* **Given task**: In the entries that follow, how many lines contain the word "color"? Answer with the number only.

begin Excerpted data

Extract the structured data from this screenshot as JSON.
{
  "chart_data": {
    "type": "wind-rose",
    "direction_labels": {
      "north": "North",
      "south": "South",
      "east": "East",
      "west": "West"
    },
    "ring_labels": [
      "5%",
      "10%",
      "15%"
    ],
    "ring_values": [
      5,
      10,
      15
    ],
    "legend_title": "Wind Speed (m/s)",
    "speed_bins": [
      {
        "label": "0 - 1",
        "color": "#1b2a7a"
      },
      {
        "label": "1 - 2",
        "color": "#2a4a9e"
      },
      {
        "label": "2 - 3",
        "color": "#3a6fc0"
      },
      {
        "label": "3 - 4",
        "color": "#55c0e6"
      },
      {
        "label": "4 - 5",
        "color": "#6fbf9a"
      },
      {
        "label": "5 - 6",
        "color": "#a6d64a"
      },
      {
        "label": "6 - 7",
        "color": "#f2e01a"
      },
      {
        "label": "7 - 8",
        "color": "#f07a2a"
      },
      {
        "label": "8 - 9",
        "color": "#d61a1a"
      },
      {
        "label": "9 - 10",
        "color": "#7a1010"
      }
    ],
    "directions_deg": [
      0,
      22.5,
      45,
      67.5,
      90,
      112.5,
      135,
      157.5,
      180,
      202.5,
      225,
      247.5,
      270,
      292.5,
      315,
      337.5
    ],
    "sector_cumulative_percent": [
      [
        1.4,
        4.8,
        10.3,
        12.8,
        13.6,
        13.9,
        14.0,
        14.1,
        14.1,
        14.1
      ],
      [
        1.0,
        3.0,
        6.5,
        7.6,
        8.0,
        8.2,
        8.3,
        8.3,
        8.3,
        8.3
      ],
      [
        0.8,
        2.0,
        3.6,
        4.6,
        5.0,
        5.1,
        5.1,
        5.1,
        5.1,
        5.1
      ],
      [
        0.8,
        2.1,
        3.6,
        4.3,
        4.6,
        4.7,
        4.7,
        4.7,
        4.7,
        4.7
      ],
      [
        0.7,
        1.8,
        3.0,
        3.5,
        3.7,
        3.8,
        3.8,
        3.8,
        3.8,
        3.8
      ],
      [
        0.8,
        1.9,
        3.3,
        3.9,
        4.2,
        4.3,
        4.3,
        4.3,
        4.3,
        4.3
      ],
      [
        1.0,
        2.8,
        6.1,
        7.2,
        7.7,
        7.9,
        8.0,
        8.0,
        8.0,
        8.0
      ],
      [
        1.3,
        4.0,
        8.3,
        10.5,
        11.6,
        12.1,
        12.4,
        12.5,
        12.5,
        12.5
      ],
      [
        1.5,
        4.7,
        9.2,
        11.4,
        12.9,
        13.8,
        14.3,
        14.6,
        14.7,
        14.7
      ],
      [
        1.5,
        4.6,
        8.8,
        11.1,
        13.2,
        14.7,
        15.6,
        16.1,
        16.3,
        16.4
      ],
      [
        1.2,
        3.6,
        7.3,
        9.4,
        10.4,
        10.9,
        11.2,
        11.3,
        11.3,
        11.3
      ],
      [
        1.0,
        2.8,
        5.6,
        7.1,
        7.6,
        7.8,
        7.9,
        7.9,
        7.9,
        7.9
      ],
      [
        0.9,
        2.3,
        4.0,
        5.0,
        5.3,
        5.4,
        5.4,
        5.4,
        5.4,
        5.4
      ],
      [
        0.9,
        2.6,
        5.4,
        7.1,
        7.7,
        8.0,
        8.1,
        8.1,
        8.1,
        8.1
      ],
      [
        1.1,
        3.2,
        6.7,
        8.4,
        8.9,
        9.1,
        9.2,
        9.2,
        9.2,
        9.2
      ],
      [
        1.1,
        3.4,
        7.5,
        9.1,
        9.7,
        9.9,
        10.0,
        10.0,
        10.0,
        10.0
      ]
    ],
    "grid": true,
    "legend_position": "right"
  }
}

end Excerpted data

* **Written reply**: 10